[Begin Given records]

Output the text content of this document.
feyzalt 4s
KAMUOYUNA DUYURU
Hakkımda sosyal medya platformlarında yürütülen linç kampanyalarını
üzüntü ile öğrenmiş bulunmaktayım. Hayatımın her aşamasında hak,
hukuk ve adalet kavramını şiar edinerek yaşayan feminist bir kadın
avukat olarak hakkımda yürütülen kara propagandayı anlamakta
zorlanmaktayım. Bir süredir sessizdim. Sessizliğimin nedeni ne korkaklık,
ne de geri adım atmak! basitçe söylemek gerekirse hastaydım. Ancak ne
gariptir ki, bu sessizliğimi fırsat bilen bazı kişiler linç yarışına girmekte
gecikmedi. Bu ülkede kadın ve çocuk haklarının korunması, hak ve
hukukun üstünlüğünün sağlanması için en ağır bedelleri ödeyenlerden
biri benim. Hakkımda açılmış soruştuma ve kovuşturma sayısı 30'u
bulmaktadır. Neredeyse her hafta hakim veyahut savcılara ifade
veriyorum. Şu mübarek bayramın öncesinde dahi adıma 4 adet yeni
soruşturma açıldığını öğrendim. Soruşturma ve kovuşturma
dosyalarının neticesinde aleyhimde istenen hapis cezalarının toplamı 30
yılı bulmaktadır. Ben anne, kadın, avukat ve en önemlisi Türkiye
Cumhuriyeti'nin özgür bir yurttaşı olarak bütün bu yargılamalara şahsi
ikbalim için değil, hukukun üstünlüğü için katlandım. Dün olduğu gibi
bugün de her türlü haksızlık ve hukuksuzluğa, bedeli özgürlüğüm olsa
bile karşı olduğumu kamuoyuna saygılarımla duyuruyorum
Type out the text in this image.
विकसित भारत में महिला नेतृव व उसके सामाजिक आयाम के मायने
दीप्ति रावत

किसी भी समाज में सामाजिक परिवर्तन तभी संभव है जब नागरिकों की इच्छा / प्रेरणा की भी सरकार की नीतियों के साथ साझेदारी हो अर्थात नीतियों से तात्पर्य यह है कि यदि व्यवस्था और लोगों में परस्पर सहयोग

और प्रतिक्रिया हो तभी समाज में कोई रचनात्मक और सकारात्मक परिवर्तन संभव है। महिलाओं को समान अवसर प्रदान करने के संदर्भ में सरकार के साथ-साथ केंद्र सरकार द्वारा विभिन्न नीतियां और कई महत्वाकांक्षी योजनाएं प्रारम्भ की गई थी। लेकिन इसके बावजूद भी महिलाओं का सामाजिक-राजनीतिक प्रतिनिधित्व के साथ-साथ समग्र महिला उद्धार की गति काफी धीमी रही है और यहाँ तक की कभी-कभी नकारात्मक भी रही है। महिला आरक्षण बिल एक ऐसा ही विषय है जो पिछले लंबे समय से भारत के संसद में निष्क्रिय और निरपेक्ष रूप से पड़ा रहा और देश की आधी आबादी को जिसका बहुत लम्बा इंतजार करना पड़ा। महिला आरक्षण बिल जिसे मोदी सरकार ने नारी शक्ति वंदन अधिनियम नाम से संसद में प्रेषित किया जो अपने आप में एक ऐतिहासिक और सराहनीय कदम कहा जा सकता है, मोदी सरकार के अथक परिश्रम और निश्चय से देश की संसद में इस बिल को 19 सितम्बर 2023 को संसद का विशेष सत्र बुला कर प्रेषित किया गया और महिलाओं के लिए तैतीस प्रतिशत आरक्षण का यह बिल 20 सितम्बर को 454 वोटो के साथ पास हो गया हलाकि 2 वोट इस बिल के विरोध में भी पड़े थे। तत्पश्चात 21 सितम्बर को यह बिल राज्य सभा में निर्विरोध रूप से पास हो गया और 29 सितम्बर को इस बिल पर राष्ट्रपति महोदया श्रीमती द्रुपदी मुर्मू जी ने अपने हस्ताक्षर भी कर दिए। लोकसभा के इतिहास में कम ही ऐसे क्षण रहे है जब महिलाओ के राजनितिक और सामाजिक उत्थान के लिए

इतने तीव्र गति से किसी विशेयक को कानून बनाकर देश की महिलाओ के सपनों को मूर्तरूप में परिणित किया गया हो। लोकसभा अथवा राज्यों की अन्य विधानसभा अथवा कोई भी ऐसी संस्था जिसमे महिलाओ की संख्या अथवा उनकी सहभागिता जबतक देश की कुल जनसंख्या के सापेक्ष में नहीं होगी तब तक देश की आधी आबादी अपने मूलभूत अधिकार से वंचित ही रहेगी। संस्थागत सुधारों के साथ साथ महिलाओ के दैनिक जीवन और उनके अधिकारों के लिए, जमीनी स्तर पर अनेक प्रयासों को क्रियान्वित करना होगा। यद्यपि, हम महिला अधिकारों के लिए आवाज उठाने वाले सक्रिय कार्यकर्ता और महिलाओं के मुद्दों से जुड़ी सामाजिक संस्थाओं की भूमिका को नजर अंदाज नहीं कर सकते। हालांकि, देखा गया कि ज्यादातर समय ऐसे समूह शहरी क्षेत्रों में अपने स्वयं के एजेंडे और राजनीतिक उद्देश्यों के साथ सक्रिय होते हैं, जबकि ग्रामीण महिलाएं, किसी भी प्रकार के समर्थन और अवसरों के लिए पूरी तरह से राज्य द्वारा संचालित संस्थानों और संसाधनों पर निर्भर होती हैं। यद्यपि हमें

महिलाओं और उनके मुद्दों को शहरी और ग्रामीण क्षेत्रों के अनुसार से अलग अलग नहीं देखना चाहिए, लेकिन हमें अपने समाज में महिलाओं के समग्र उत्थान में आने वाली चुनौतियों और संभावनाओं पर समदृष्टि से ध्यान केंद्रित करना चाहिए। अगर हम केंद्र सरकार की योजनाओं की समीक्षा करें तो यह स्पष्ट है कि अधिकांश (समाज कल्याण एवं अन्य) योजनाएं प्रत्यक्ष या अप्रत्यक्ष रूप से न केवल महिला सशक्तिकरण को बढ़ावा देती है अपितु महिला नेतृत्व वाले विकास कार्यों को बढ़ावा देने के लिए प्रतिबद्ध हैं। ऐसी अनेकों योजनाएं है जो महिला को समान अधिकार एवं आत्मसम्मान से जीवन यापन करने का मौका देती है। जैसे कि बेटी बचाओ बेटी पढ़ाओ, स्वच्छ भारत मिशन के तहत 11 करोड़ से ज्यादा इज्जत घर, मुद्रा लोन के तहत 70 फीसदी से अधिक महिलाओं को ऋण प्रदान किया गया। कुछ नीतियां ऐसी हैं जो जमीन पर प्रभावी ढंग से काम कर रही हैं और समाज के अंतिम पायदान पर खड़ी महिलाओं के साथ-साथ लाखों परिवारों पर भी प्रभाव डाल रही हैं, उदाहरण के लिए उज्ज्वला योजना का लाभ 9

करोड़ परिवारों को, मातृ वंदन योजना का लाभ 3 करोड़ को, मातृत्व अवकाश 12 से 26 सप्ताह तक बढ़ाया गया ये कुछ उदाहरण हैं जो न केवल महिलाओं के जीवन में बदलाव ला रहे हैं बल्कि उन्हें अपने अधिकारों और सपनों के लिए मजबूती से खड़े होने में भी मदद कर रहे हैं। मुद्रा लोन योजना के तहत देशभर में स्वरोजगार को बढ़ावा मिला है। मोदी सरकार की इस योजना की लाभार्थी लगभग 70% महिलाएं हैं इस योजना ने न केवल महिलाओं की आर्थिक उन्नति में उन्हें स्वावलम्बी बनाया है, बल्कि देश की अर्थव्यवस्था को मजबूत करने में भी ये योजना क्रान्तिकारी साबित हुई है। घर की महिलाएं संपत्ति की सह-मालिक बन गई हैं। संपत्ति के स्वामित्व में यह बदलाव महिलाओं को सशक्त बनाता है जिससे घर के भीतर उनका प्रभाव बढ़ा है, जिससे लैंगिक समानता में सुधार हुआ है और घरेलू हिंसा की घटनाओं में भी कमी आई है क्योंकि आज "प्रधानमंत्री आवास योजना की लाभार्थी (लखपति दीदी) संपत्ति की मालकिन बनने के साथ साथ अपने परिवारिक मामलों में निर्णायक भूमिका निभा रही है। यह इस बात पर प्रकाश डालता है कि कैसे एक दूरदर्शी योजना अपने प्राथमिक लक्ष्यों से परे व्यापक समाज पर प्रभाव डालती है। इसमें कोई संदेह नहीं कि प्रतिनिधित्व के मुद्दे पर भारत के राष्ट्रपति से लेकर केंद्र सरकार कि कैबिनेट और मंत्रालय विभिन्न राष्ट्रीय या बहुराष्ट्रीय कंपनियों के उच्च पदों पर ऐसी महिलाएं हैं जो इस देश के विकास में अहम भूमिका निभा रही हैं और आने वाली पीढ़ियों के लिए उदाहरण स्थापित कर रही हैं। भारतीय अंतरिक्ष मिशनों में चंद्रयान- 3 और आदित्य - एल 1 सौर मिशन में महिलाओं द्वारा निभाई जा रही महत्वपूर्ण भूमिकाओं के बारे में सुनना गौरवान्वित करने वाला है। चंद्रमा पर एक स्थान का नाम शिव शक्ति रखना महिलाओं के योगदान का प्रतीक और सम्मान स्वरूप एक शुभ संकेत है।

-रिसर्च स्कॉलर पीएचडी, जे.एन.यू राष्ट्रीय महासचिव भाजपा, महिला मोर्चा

[End Given records]

Exercise brief
Say only how many lines in the records carry the word "hukukun".

Solution to the exercise
2